Saved entries:

......

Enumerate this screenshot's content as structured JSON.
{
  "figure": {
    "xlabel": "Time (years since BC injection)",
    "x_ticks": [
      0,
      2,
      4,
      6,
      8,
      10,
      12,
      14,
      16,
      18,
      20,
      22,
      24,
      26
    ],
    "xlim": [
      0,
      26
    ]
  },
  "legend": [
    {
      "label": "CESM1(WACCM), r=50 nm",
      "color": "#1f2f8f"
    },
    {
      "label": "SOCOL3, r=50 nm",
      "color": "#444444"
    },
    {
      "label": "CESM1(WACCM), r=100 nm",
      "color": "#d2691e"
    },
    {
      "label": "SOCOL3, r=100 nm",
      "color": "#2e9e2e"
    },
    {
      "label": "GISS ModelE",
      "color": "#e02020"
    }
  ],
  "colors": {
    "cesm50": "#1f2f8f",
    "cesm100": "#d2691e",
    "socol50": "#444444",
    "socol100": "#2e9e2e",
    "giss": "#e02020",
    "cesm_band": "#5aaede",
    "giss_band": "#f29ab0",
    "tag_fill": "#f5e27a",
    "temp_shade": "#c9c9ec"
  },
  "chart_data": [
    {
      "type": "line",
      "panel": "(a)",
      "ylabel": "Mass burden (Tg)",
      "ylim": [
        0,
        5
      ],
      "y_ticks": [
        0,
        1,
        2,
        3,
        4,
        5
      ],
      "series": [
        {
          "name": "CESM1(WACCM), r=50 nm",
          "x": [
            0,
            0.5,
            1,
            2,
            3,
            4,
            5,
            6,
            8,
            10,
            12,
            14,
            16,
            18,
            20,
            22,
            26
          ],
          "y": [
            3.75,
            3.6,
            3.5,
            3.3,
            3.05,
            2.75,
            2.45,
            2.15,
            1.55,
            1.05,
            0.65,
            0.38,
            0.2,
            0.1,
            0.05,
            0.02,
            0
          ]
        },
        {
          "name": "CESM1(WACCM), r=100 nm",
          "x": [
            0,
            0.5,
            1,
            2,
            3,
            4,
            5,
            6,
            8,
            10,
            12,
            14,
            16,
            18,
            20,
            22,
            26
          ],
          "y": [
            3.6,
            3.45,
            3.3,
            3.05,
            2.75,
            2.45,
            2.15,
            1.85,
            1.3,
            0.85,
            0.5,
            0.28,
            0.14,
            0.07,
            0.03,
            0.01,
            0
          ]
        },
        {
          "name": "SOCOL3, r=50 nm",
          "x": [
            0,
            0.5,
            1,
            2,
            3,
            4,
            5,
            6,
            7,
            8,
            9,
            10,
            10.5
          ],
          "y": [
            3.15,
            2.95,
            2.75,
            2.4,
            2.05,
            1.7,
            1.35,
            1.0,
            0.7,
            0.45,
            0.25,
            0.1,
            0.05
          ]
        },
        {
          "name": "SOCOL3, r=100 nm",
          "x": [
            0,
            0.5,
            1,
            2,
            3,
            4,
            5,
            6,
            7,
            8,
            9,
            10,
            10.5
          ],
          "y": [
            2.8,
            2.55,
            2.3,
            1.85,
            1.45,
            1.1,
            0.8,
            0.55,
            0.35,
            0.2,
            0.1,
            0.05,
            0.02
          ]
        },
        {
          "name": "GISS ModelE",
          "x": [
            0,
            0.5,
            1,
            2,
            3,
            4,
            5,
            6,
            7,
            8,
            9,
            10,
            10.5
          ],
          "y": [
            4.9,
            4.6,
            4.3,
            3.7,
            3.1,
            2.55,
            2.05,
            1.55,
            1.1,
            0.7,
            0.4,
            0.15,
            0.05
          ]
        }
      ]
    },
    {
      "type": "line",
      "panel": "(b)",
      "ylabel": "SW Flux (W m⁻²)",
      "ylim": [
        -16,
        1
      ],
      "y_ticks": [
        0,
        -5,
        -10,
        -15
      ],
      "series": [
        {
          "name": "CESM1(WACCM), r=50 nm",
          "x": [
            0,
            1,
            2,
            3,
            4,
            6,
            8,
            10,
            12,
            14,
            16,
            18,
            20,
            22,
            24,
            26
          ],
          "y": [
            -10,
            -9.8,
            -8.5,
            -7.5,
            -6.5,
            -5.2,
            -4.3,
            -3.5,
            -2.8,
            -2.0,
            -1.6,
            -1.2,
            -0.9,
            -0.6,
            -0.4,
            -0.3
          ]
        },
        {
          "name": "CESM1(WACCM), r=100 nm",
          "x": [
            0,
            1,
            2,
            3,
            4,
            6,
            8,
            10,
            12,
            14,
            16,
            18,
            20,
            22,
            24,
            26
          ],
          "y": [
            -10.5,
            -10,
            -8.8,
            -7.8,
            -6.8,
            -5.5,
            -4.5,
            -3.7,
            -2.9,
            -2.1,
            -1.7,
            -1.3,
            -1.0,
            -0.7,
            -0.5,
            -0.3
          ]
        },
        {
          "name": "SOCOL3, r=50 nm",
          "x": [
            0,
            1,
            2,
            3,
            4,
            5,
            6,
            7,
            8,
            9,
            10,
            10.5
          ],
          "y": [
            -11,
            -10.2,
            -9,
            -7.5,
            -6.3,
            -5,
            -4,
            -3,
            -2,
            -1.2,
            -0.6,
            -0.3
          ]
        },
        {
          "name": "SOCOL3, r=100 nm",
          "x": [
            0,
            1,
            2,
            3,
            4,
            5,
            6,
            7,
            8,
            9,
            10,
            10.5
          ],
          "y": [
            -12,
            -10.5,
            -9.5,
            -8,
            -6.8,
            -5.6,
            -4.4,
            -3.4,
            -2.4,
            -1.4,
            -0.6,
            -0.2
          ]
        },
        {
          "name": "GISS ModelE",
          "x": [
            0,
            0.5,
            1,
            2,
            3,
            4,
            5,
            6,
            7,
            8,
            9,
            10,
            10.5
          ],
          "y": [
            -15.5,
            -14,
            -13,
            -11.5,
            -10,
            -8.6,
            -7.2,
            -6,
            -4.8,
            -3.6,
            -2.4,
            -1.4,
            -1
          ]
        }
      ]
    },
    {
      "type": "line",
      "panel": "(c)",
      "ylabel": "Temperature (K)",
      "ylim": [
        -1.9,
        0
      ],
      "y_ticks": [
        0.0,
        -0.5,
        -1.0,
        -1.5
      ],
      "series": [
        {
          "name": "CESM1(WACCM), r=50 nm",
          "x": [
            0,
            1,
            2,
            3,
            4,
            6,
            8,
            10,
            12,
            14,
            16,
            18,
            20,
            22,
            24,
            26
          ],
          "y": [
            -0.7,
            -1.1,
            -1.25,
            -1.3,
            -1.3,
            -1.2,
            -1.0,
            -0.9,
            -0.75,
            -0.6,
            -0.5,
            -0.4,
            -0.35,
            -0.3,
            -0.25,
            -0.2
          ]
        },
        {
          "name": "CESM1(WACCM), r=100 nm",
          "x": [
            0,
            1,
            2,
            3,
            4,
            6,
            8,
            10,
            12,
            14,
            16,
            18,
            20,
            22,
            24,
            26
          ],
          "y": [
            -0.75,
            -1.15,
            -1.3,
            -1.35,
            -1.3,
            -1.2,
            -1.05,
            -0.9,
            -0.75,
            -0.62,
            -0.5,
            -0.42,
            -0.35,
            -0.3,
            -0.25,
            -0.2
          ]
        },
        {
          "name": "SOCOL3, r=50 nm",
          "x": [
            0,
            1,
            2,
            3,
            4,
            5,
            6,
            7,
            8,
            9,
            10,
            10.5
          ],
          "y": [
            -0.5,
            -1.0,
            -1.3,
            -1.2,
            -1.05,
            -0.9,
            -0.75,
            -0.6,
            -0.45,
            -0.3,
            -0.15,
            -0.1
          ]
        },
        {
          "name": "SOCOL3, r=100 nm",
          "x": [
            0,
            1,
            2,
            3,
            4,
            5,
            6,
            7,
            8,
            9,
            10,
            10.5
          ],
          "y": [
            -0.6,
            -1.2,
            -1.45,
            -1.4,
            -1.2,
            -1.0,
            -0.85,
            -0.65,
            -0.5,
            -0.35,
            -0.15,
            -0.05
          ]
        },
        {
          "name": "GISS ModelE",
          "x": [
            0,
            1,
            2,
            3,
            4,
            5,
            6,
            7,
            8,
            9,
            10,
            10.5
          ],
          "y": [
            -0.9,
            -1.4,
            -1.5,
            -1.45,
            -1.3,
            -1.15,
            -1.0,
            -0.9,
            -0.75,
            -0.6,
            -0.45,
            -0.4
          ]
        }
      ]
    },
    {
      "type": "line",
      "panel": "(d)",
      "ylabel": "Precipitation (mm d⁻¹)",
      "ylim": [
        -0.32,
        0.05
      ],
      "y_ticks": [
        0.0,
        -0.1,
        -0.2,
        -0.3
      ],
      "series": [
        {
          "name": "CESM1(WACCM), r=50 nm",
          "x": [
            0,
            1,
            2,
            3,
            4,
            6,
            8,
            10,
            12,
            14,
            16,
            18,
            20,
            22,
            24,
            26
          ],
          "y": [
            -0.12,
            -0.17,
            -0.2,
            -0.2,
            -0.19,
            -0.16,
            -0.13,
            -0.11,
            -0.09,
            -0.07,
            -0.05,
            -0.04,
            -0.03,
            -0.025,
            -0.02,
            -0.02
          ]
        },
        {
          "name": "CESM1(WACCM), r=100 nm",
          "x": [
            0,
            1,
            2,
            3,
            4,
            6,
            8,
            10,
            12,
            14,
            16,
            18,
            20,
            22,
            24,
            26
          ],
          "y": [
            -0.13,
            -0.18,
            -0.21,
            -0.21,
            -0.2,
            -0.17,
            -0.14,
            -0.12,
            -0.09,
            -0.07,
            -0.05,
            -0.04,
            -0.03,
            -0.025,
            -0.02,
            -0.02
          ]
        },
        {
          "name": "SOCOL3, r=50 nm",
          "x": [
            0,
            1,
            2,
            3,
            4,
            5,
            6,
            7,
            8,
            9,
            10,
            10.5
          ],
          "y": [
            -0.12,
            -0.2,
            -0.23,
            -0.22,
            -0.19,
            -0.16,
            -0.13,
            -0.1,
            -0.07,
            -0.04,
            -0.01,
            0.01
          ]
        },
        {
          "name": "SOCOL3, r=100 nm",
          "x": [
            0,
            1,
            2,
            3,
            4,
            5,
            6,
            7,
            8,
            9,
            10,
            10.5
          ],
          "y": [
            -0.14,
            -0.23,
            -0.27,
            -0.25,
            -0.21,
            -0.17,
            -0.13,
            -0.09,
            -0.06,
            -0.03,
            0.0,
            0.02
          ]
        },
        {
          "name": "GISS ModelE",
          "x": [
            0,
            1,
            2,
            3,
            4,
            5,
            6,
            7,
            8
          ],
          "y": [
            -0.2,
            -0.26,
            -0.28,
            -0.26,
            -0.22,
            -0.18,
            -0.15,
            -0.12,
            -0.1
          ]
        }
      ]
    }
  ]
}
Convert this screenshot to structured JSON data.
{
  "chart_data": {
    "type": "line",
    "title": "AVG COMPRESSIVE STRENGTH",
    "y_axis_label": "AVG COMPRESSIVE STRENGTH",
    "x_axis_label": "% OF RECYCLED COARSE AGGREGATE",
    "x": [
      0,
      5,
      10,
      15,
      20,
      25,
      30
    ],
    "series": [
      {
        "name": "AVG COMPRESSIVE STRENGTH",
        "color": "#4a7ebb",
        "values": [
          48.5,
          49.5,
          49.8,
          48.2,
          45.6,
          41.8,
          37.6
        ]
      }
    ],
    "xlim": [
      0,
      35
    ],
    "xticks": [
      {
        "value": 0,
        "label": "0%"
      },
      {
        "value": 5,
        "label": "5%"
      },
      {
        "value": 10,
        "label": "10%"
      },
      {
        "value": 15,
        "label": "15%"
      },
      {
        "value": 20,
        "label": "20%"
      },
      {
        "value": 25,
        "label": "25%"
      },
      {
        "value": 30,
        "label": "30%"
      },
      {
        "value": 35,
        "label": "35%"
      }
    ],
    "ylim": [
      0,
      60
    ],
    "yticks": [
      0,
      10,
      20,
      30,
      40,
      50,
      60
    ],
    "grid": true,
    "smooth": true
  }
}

......

» Exercise aim
Copy every line above that includes the string "STRENGTH".

» Solution to this exercise
    "title": "AVG COMPRESSIVE STRENGTH",
    "y_axis_label": "AVG COMPRESSIVE STRENGTH",
        "name": "AVG COMPRESSIVE STRENGTH",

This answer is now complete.